YOUR OBJECTIVE: Quote every line below exactly as it reads.

-- begin DATA SHOWN --

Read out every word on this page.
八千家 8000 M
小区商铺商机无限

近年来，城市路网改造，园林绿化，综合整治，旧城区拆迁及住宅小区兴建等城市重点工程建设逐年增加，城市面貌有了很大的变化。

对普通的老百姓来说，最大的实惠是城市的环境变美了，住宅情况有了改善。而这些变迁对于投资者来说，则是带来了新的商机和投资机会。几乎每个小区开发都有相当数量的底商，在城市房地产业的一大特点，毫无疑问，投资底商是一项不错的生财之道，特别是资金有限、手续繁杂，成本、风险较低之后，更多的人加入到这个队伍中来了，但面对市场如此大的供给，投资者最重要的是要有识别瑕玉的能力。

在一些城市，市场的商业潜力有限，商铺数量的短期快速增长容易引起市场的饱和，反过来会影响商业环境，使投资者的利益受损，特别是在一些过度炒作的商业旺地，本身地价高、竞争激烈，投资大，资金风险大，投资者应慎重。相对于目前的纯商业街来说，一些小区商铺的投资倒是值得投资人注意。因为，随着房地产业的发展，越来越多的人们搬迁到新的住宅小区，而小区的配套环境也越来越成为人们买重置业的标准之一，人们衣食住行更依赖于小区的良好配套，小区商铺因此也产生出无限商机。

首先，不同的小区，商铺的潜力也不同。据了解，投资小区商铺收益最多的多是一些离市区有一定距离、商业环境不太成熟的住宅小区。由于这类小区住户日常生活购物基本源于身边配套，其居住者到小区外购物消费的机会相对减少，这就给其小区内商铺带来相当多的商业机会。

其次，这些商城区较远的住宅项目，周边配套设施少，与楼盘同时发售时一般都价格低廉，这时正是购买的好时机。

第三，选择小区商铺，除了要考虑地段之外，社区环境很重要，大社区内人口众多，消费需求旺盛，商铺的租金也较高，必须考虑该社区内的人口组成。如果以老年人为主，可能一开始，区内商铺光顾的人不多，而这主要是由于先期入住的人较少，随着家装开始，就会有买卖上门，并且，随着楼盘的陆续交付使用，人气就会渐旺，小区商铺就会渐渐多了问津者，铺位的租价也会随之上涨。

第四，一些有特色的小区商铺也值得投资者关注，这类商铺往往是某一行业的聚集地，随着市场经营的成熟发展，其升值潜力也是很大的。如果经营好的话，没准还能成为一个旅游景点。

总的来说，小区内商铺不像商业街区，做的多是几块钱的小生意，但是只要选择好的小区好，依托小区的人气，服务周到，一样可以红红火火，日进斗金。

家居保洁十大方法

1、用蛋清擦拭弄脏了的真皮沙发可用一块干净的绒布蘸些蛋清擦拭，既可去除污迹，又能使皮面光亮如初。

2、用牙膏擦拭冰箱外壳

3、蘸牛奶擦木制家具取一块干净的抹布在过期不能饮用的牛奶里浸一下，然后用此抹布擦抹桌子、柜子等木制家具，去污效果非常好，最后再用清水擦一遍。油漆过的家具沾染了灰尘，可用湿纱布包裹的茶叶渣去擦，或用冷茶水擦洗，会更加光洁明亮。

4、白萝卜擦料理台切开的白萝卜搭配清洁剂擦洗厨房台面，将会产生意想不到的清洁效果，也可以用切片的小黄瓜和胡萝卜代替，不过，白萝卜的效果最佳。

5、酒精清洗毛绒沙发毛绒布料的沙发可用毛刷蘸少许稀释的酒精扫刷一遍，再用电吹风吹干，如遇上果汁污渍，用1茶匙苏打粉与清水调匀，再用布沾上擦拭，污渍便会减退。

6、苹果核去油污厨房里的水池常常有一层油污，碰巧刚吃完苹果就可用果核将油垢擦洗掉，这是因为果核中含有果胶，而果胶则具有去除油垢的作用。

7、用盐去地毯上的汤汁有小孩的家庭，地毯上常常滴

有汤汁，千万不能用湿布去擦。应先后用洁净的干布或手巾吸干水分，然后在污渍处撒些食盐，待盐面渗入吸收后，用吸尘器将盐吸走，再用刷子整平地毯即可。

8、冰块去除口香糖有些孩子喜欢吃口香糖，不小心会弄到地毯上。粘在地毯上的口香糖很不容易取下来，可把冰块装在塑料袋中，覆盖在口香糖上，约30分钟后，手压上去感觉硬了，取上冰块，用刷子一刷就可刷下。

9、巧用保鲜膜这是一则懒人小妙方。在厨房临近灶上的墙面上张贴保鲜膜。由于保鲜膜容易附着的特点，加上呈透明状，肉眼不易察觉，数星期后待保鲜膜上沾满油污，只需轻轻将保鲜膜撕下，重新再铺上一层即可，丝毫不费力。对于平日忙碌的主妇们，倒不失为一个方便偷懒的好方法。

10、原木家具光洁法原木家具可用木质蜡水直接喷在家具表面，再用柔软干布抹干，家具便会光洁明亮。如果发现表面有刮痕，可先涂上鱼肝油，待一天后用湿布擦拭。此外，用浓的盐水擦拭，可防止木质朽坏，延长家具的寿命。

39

-- end DATA SHOWN --

TASK OUTPUT:
Read out every word on this page.
八千家 8000 M
小区商铺商机无限

近年来，城市路网改造，园林绿化，综合整治，旧城区拆迁及住宅小区兴建等城市重点工程建设逐年增加，城市面貌有了很大的变化。

对普通的老百姓来说，最大的实惠是城市的环境变美了，住宅情况有了改善。而这些变迁对于投资者来说，则是带来了新的商机和投资机会。几乎每个小区开发都有相当数量的底商，在城市房地产业的一大特点，毫无疑问，投资底商是一项不错的生财之道，特别是资金有限、手续繁杂，成本、风险较低之后，更多的人加入到这个队伍中来了，但面对市场如此大的供给，投资者最重要的是要有识别瑕玉的能力。

在一些城市，市场的商业潜力有限，商铺数量的短期快速增长容易引起市场的饱和，反过来会影响商业环境，使投资者的利益受损，特别是在一些过度炒作的商业旺地，本身地价高、竞争激烈，投资大，资金风险大，投资者应慎重。相对于目前的纯商业街来说，一些小区商铺的投资倒是值得投资人注意。因为，随着房地产业的发展，越来越多的人们搬迁到新的住宅小区，而小区的配套环境也越来越成为人们买重置业的标准之一，人们衣食住行更依赖于小区的良好配套，小区商铺因此也产生出无限商机。

首先，不同的小区，商铺的潜力也不同。据了解，投资小区商铺收益最多的多是一些离市区有一定距离、商业环境不太成熟的住宅小区。由于这类小区住户日常生活购物基本源于身边配套，其居住者到小区外购物消费的机会相对减少，这就给其小区内商铺带来相当多的商业机会。

其次，这些商城区较远的住宅项目，周边配套设施少，与楼盘同时发售时一般都价格低廉，这时正是购买的好时机。

第三，选择小区商铺，除了要考虑地段之外，社区环境很重要，大社区内人口众多，消费需求旺盛，商铺的租金也较高，必须考虑该社区内的人口组成。如果以老年人为主，可能一开始，区内商铺光顾的人不多，而这主要是由于先期入住的人较少，随着家装开始，就会有买卖上门，并且，随着楼盘的陆续交付使用，人气就会渐旺，小区商铺就会渐渐多了问津者，铺位的租价也会随之上涨。

第四，一些有特色的小区商铺也值得投资者关注，这类商铺往往是某一行业的聚集地，随着市场经营的成熟发展，其升值潜力也是很大的。如果经营好的话，没准还能成为一个旅游景点。

总的来说，小区内商铺不像商业街区，做的多是几块钱的小生意，但是只要选择好的小区好，依托小区的人气，服务周到，一样可以红红火火，日进斗金。

家居保洁十大方法

1、用蛋清擦拭弄脏了的真皮沙发可用一块干净的绒布蘸些蛋清擦拭，既可去除污迹，又能使皮面光亮如初。

2、用牙膏擦拭冰箱外壳

3、蘸牛奶擦木制家具取一块干净的抹布在过期不能饮用的牛奶里浸一下，然后用此抹布擦抹桌子、柜子等木制家具，去污效果非常好，最后再用清水擦一遍。油漆过的家具沾染了灰尘，可用湿纱布包裹的茶叶渣去擦，或用冷茶水擦洗，会更加光洁明亮。

4、白萝卜擦料理台切开的白萝卜搭配清洁剂擦洗厨房台面，将会产生意想不到的清洁效果，也可以用切片的小黄瓜和胡萝卜代替，不过，白萝卜的效果最佳。

5、酒精清洗毛绒沙发毛绒布料的沙发可用毛刷蘸少许稀释的酒精扫刷一遍，再用电吹风吹干，如遇上果汁污渍，用1茶匙苏打粉与清水调匀，再用布沾上擦拭，污渍便会减退。

6、苹果核去油污厨房里的水池常常有一层油污，碰巧刚吃完苹果就可用果核将油垢擦洗掉，这是因为果核中含有果胶，而果胶则具有去除油垢的作用。

7、用盐去地毯上的汤汁有小孩的家庭，地毯上常常滴

有汤汁，千万不能用湿布去擦。应先后用洁净的干布或手巾吸干水分，然后在污渍处撒些食盐，待盐面渗入吸收后，用吸尘器将盐吸走，再用刷子整平地毯即可。

8、冰块去除口香糖有些孩子喜欢吃口香糖，不小心会弄到地毯上。粘在地毯上的口香糖很不容易取下来，可把冰块装在塑料袋中，覆盖在口香糖上，约30分钟后，手压上去感觉硬了，取上冰块，用刷子一刷就可刷下。

9、巧用保鲜膜这是一则懒人小妙方。在厨房临近灶上的墙面上张贴保鲜膜。由于保鲜膜容易附着的特点，加上呈透明状，肉眼不易察觉，数星期后待保鲜膜上沾满油污，只需轻轻将保鲜膜撕下，重新再铺上一层即可，丝毫不费力。对于平日忙碌的主妇们，倒不失为一个方便偷懒的好方法。

10、原木家具光洁法原木家具可用木质蜡水直接喷在家具表面，再用柔软干布抹干，家具便会光洁明亮。如果发现表面有刮痕，可先涂上鱼肝油，待一天后用湿布擦拭。此外，用浓的盐水擦拭，可防止木质朽坏，延长家具的寿命。

39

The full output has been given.